Les SDJ de 28 médias, dont France Inter, protestent dans un communiqué contre la décision du Front national de "choisir les médias autorisés à suivre Marine Le Pen".

Marine Le Pen lors de son meeting à Nice le 27 avril
Marine Le Pen lors de son meeting à Nice le 27 avril © Maxppp / Clément Mahoudeau

À l’occasion de la campagne pour le second tour de l’élection présidentielle, le Front national a décidé de choisir les médias qui sont autorisés à suivre Marine Le Pen.

Plusieurs titres de presse ont ainsi vu leur représentant tenu à l’écart de toute information et de toute possibilité de suivi sur le terrain de la candidate du Front national. Ainsi, après Mediapart et Quotidien (et avant lui son prédécesseur Le Petit Journal), l’AFP, Radio France, RFI, France 24, Le Monde, Libération et Marianne, notamment ont été à un moment ou à un autre victimes de ces exclusives. Il ne s’agit donc en rien d’un recours à la pratique du “pool” de journalistes où les informations et images sont partagées.

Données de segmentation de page
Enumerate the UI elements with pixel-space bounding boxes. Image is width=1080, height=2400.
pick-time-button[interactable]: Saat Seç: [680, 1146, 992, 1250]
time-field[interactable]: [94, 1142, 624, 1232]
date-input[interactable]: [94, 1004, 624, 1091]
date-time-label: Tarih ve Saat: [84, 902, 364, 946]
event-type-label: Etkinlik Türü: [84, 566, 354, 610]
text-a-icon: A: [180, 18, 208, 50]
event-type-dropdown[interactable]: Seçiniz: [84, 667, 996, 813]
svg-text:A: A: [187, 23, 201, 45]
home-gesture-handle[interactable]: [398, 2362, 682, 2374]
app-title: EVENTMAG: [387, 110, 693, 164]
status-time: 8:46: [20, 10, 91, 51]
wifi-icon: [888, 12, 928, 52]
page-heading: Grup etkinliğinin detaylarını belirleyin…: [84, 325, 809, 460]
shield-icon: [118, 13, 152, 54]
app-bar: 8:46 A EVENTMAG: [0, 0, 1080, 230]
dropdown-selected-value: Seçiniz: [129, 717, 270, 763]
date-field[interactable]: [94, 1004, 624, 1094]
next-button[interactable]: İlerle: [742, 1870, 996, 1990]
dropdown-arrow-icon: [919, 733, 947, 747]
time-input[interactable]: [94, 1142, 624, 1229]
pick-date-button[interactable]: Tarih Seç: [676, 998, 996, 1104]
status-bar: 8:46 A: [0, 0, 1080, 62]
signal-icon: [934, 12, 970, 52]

■ Consignes
[1] Citez sans rien modifier le passage de l'article sur le Front national et les médias qui s'ouvre sur les mots contenant "Plusieurs titres de" et se ferme sur "images sont partagées.".
[2] D'après l'article sur le Front national et les médias, dans quelle ville Marine Le Pen a-t-elle tenu son meeting du 27 avril ?
[3] Poursuivez l'article sur le Front national et les médias à la suite de sa dernière phrase.

■ Réponses par tâche
[1]
Plusieurs titres de presse ont ainsi vu leur représentant tenu à l’écart de toute information et de toute possibilité de suivi sur le terrain de la candidate du Front national. Ainsi, après Mediapart et Quotidien (et avant lui son prédécesseur Le Petit Journal), l’AFP, Radio France, RFI, France 24, Le Monde, Libération et Marianne, notamment ont été à un moment ou à un autre victimes de ces exclusives. Il ne s’agit donc en rien d’un recours à la pratique du “pool” de journalistes où les informations et images sont partagées.

[2] À Nice.

[3]
Nous protestons de la manière la plus ferme qui soit contre cette entrave à la liberté de faire notre métier et de remplir notre devoir d’informer. Il n’appartient pas à une formation politique, quelle qu’elle soit, de décider des médias habilités à exercer leur rôle démocratique dans notre société. »

Les SDJ de l’AFP, Alternatives Economiques, BFM-TV, Capa, Les Echos, Le Figaro, France 2, Rédaction nationale de France 3, France 24, France Culture, France Info, France Inter, L’Humanité, Libération, Journal du Dimanche, M6, Mediapart, Le Monde, L’Obs, Le Point, Premières Lignes, Quotidien, RFI, RMC, RTL, Télérama, LaTéléLibre, TF1 , soit 28 SDJ ainsi que les élus du SNJ-CGT et de la CFDT du conseil de rédaction de La Voix du Nord.